> Required task
Wherever the word "subtitle" shows up in a line, please copy that line.
::: Data excerpts :::
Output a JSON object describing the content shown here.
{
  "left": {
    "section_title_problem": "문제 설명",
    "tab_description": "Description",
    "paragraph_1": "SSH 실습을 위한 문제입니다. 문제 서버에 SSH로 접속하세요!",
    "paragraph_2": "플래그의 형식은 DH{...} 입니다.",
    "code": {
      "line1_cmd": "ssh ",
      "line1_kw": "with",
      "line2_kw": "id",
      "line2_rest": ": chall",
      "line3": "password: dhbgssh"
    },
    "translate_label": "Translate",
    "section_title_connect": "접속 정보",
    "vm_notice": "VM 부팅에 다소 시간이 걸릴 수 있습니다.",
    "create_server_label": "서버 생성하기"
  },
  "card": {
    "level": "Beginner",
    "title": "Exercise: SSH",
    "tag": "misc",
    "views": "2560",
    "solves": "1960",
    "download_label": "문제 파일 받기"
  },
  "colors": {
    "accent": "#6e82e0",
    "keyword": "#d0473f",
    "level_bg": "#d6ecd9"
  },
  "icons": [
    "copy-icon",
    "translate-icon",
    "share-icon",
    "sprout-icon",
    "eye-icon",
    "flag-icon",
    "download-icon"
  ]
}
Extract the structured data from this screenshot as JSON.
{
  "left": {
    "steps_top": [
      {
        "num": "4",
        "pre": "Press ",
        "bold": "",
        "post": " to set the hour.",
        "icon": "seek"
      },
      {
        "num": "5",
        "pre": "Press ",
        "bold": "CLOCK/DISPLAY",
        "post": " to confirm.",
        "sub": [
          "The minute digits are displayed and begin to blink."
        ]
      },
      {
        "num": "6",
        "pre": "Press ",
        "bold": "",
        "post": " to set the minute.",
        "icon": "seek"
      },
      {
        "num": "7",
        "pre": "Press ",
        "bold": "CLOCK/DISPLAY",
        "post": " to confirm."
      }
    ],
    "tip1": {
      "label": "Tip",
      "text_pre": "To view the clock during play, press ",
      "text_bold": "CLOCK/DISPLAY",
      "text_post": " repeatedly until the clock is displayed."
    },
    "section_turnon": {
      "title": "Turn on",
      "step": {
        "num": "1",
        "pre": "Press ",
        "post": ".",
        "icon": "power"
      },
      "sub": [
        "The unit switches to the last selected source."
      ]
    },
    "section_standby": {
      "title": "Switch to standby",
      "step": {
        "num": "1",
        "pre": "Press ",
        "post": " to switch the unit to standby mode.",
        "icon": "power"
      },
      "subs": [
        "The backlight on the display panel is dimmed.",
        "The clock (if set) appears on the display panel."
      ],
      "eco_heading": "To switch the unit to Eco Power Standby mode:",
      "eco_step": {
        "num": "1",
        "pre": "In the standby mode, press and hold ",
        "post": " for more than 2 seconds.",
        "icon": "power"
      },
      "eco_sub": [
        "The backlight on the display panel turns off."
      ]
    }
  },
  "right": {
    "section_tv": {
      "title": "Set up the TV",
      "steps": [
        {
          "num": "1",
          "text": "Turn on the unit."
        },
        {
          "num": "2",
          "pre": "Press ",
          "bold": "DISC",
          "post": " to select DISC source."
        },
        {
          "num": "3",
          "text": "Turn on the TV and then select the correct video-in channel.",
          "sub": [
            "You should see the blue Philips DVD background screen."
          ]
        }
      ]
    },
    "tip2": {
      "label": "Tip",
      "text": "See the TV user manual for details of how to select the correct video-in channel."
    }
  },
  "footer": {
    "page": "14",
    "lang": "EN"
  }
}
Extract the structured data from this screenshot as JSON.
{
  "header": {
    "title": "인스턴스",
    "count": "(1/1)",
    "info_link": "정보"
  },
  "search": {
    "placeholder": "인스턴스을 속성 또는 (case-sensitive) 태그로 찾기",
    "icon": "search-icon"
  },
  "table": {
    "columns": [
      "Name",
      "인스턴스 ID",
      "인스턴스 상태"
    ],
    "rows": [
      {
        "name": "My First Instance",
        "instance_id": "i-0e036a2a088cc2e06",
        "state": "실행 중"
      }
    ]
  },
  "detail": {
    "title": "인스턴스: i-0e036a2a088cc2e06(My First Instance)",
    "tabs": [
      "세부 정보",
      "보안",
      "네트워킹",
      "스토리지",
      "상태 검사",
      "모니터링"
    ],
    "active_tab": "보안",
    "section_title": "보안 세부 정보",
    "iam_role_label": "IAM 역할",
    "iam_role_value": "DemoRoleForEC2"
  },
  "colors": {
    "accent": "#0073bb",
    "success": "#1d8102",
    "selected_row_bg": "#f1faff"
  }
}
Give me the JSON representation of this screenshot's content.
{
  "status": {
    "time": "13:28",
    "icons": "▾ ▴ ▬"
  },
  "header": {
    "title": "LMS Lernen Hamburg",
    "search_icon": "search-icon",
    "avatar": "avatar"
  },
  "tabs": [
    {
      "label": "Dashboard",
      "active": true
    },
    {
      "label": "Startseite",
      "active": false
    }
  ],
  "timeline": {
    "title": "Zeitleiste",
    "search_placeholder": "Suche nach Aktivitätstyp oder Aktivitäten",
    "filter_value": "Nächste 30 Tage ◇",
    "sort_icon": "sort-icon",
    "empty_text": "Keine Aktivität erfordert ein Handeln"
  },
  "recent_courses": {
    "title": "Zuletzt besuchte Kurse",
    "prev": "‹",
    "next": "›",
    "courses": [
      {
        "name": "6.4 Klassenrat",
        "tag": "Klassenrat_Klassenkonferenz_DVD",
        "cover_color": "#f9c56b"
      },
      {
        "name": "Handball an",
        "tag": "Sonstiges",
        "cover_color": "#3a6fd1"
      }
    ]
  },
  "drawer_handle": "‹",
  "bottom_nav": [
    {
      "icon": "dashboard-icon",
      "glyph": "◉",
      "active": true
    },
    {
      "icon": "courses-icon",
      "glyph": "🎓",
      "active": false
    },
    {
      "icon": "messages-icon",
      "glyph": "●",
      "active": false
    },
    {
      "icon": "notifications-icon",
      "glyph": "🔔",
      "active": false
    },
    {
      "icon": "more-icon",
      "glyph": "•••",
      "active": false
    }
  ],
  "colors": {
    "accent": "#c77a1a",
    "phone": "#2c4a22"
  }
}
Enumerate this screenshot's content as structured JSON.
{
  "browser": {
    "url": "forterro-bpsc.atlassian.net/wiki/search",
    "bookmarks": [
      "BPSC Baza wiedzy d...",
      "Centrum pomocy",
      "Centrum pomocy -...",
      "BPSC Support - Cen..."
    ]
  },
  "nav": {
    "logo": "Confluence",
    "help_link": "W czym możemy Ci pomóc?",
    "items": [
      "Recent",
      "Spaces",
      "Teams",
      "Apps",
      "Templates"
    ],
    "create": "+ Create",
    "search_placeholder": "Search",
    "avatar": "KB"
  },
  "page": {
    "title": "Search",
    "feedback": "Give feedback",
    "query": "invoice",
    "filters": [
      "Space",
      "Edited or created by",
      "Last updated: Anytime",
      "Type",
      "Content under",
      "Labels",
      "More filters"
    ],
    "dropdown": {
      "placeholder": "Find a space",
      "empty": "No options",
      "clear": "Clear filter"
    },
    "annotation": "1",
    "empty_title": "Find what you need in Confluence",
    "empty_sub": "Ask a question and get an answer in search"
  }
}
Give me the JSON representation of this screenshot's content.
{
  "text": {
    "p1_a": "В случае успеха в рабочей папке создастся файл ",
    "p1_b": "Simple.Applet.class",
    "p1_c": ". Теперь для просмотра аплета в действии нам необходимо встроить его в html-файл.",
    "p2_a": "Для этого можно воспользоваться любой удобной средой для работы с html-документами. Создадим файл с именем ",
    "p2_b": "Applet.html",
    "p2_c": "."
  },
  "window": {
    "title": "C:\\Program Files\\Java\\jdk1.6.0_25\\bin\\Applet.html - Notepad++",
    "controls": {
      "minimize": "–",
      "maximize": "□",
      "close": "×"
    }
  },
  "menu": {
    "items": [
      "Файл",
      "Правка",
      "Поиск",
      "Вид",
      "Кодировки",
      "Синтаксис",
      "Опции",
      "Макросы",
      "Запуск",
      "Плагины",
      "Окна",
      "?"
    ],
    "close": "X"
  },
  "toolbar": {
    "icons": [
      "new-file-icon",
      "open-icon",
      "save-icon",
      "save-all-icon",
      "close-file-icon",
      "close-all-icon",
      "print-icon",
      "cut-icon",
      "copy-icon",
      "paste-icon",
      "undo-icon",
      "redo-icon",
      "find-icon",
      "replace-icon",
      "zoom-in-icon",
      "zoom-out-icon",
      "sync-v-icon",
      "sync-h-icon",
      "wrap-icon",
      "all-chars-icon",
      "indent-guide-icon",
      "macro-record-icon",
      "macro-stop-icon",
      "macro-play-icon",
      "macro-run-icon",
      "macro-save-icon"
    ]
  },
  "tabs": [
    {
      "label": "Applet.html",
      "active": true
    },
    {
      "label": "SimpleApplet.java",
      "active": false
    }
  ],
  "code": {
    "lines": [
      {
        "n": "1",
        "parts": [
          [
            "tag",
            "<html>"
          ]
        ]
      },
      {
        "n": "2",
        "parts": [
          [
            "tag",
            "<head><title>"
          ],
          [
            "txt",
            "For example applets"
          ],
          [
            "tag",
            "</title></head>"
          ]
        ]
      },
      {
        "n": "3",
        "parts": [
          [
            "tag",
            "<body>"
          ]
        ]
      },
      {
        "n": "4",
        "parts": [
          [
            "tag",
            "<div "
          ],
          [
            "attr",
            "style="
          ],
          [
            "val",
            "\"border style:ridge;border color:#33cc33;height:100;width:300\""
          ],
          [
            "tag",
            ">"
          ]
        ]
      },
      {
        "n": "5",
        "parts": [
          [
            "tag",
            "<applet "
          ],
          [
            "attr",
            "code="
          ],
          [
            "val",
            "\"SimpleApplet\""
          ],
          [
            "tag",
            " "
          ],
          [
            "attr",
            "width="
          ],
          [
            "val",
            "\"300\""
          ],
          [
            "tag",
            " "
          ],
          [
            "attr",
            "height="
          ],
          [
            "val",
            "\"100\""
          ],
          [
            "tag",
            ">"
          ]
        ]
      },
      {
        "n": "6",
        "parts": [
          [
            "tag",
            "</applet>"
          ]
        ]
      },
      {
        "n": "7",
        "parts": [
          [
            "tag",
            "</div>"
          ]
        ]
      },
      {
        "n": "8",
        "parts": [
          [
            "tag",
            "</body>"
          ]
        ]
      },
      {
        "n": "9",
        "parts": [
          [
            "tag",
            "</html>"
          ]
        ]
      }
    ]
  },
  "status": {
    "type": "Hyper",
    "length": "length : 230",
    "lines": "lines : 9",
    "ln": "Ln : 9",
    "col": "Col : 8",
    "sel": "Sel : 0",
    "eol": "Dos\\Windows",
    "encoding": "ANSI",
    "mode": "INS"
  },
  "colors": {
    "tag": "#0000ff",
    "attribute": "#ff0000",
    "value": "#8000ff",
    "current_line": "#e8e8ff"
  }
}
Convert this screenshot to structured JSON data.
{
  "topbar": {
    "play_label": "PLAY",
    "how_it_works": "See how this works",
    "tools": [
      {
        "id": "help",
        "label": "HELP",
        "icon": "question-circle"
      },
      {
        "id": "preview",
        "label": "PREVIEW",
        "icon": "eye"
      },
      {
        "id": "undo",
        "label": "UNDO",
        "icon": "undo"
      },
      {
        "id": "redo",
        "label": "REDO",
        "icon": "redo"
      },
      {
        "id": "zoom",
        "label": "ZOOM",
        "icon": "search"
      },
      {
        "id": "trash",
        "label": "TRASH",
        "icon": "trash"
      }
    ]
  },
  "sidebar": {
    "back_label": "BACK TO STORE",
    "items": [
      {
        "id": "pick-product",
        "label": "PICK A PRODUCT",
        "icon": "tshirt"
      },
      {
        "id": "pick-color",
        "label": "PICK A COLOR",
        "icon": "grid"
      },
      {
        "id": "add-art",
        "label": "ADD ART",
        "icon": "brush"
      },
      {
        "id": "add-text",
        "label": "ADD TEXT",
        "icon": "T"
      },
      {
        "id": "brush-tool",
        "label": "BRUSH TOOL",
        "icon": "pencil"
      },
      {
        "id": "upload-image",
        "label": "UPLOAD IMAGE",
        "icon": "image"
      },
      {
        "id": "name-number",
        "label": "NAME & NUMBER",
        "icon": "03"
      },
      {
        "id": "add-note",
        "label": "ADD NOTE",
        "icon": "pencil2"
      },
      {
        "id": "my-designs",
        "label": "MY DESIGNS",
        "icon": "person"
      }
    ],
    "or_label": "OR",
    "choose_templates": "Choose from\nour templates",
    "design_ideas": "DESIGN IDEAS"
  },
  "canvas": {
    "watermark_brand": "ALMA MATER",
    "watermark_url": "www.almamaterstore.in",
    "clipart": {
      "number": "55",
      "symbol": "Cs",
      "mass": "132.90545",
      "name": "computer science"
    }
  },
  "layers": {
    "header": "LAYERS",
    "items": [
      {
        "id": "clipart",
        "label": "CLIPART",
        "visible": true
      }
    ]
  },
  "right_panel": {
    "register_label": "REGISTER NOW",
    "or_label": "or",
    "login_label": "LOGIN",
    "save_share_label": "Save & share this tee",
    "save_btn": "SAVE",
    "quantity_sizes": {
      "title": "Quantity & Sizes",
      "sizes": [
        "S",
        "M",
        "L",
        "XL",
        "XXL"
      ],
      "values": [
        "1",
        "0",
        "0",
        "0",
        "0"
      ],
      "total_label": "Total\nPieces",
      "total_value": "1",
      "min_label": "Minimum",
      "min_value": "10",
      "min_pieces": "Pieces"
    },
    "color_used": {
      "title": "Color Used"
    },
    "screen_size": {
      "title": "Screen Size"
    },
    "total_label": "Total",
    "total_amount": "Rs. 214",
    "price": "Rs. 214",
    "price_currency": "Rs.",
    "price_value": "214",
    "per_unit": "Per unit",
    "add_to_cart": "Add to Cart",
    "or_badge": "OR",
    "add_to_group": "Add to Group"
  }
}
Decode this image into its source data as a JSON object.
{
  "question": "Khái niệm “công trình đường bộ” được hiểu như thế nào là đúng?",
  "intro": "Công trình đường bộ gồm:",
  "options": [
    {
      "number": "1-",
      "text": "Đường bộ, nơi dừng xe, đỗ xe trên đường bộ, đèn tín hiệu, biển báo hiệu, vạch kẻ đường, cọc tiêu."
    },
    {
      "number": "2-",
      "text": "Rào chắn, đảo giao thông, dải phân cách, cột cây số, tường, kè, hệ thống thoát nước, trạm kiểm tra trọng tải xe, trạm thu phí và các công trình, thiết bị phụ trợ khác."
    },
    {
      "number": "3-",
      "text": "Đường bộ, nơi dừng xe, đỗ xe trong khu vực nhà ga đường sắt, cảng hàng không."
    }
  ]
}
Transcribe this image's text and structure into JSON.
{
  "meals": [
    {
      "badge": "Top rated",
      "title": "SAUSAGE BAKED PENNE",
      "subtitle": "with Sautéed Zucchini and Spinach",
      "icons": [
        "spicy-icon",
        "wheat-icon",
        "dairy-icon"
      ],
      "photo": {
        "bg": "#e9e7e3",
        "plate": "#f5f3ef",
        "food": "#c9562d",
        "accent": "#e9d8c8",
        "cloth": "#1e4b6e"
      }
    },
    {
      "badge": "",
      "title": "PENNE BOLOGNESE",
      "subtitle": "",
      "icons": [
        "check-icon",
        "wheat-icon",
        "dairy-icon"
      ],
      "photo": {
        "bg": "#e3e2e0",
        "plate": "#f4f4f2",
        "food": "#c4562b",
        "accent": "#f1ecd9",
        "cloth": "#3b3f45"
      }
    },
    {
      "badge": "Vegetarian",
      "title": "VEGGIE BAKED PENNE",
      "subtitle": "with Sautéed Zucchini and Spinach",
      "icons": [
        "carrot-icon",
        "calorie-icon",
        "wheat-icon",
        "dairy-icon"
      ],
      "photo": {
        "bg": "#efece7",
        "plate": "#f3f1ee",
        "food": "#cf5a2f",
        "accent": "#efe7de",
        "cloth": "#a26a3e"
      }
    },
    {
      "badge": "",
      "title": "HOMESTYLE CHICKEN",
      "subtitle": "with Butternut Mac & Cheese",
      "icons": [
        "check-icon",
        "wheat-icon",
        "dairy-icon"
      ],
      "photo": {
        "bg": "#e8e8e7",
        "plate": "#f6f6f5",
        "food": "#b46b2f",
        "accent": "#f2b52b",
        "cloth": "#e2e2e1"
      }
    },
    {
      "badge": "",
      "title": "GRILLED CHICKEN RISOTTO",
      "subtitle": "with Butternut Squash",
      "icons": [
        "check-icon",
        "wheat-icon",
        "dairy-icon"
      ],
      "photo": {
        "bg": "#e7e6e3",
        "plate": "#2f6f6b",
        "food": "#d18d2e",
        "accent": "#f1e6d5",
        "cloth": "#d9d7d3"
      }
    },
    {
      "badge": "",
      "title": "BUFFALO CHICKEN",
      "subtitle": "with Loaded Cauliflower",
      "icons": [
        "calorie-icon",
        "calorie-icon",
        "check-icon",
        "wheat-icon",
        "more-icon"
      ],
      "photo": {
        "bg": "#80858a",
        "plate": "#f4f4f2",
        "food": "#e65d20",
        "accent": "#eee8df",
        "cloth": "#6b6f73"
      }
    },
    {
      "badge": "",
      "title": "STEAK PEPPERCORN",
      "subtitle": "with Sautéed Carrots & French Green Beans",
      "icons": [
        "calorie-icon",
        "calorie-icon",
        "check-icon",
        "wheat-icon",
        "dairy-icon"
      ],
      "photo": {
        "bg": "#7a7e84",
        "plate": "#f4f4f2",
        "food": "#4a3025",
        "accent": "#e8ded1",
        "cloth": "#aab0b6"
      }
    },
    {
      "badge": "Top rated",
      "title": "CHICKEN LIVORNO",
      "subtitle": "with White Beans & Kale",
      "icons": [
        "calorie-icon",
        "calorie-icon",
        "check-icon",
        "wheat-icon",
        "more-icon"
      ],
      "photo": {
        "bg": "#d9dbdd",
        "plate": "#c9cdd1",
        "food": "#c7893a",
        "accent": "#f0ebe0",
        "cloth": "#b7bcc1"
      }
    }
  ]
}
:::
> Exercise result
      "subtitle": "with Sautéed Zucchini and Spinach",
      "subtitle": "",
      "subtitle": "with Sautéed Zucchini and Spinach",
      "subtitle": "with Butternut Mac & Cheese",
      "subtitle": "with Butternut Squash",
      "subtitle": "with Loaded Cauliflower",
      "subtitle": "with Sautéed Carrots & French Green Beans",
      "subtitle": "with White Beans & Kale",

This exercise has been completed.